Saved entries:
BEGIN

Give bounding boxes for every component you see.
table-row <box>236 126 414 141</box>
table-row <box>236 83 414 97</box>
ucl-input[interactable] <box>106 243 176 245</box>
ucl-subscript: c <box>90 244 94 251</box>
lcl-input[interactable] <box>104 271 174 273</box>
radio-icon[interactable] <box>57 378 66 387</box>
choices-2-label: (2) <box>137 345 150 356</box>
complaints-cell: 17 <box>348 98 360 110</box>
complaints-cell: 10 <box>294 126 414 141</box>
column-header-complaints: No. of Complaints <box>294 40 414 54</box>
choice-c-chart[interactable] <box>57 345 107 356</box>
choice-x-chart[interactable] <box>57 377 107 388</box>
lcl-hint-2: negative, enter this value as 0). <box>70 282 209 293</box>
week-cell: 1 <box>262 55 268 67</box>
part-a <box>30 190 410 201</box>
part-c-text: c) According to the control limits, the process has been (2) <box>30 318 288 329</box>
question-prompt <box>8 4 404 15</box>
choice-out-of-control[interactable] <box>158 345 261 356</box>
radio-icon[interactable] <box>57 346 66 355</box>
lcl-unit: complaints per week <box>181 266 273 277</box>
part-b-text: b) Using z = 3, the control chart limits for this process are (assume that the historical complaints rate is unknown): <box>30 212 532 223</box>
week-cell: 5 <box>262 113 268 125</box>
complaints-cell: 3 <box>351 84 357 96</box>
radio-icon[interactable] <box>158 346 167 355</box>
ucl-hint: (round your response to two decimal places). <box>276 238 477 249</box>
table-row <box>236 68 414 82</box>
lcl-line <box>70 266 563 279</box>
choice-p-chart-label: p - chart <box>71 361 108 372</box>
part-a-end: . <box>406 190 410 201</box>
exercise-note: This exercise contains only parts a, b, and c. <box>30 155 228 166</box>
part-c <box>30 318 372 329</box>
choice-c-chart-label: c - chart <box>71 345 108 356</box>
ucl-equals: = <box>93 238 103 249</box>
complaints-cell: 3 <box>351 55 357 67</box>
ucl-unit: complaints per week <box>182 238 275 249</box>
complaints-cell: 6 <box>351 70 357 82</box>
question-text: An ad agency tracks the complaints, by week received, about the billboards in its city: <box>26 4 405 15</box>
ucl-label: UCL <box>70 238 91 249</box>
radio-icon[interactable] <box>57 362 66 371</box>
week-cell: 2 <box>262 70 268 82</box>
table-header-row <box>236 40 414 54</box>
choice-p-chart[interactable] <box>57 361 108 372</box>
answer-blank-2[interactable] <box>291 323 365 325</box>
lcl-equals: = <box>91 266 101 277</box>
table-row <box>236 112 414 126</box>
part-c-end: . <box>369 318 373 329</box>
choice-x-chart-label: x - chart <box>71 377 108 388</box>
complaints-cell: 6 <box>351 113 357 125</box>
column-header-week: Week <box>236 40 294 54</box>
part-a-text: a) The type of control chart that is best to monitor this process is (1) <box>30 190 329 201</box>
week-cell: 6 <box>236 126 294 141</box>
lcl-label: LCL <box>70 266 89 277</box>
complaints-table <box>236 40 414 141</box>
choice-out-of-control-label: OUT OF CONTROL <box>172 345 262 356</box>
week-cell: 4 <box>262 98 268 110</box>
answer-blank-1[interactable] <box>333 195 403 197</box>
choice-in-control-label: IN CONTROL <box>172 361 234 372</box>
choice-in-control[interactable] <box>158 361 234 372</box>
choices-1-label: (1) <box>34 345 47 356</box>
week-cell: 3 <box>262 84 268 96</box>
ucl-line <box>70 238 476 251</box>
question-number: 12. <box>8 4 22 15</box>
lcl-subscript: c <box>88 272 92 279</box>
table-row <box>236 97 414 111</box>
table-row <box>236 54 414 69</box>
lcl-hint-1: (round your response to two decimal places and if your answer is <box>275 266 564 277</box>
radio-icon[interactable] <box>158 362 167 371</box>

END

Give back every line of the records above, unchanged.

Give bounding boxes for every component you see.
table-row <box>236 126 414 141</box>
table-row <box>236 83 414 97</box>
ucl-input[interactable] <box>106 243 176 245</box>
ucl-subscript: c <box>90 244 94 251</box>
lcl-input[interactable] <box>104 271 174 273</box>
radio-icon[interactable] <box>57 378 66 387</box>
choices-2-label: (2) <box>137 345 150 356</box>
complaints-cell: 17 <box>348 98 360 110</box>
complaints-cell: 10 <box>294 126 414 141</box>
column-header-complaints: No. of Complaints <box>294 40 414 54</box>
choice-c-chart[interactable] <box>57 345 107 356</box>
choice-x-chart[interactable] <box>57 377 107 388</box>
lcl-hint-2: negative, enter this value as 0). <box>70 282 209 293</box>
week-cell: 1 <box>262 55 268 67</box>
part-a <box>30 190 410 201</box>
part-c-text: c) According to the control limits, the process has been (2) <box>30 318 288 329</box>
question-prompt <box>8 4 404 15</box>
choice-out-of-control[interactable] <box>158 345 261 356</box>
radio-icon[interactable] <box>57 346 66 355</box>
lcl-unit: complaints per week <box>181 266 273 277</box>
part-b-text: b) Using z = 3, the control chart limits for this process are (assume that the historical complaints rate is unknown): <box>30 212 532 223</box>
week-cell: 5 <box>262 113 268 125</box>
complaints-cell: 3 <box>351 84 357 96</box>
radio-icon[interactable] <box>158 346 167 355</box>
ucl-hint: (round your response to two decimal places). <box>276 238 477 249</box>
table-row <box>236 68 414 82</box>
lcl-line <box>70 266 563 279</box>
choice-p-chart-label: p - chart <box>71 361 108 372</box>
part-a-end: . <box>406 190 410 201</box>
exercise-note: This exercise contains only parts a, b, and c. <box>30 155 228 166</box>
part-c <box>30 318 372 329</box>
choice-c-chart-label: c - chart <box>71 345 108 356</box>
ucl-equals: = <box>93 238 103 249</box>
complaints-cell: 3 <box>351 55 357 67</box>
ucl-unit: complaints per week <box>182 238 275 249</box>
complaints-cell: 6 <box>351 70 357 82</box>
question-text: An ad agency tracks the complaints, by week received, about the billboards in its city: <box>26 4 405 15</box>
ucl-label: UCL <box>70 238 91 249</box>
radio-icon[interactable] <box>57 362 66 371</box>
week-cell: 2 <box>262 70 268 82</box>
table-header-row <box>236 40 414 54</box>
choice-p-chart[interactable] <box>57 361 108 372</box>
answer-blank-2[interactable] <box>291 323 365 325</box>
lcl-equals: = <box>91 266 101 277</box>
table-row <box>236 112 414 126</box>
part-c-end: . <box>369 318 373 329</box>
choice-x-chart-label: x - chart <box>71 377 108 388</box>
complaints-cell: 6 <box>351 113 357 125</box>
column-header-week: Week <box>236 40 294 54</box>
part-a-text: a) The type of control chart that is best to monitor this process is (1) <box>30 190 329 201</box>
week-cell: 6 <box>236 126 294 141</box>
lcl-label: LCL <box>70 266 89 277</box>
complaints-table <box>236 40 414 141</box>
choice-out-of-control-label: OUT OF CONTROL <box>172 345 262 356</box>
week-cell: 4 <box>262 98 268 110</box>
answer-blank-1[interactable] <box>333 195 403 197</box>
choice-in-control-label: IN CONTROL <box>172 361 234 372</box>
choice-in-control[interactable] <box>158 361 234 372</box>
choices-1-label: (1) <box>34 345 47 356</box>
week-cell: 3 <box>262 84 268 96</box>
ucl-line <box>70 238 476 251</box>
question-number: 12. <box>8 4 22 15</box>
lcl-subscript: c <box>88 272 92 279</box>
table-row <box>236 97 414 111</box>
table-row <box>236 54 414 69</box>
lcl-hint-1: (round your response to two decimal places and if your answer is <box>275 266 564 277</box>
radio-icon[interactable] <box>158 362 167 371</box>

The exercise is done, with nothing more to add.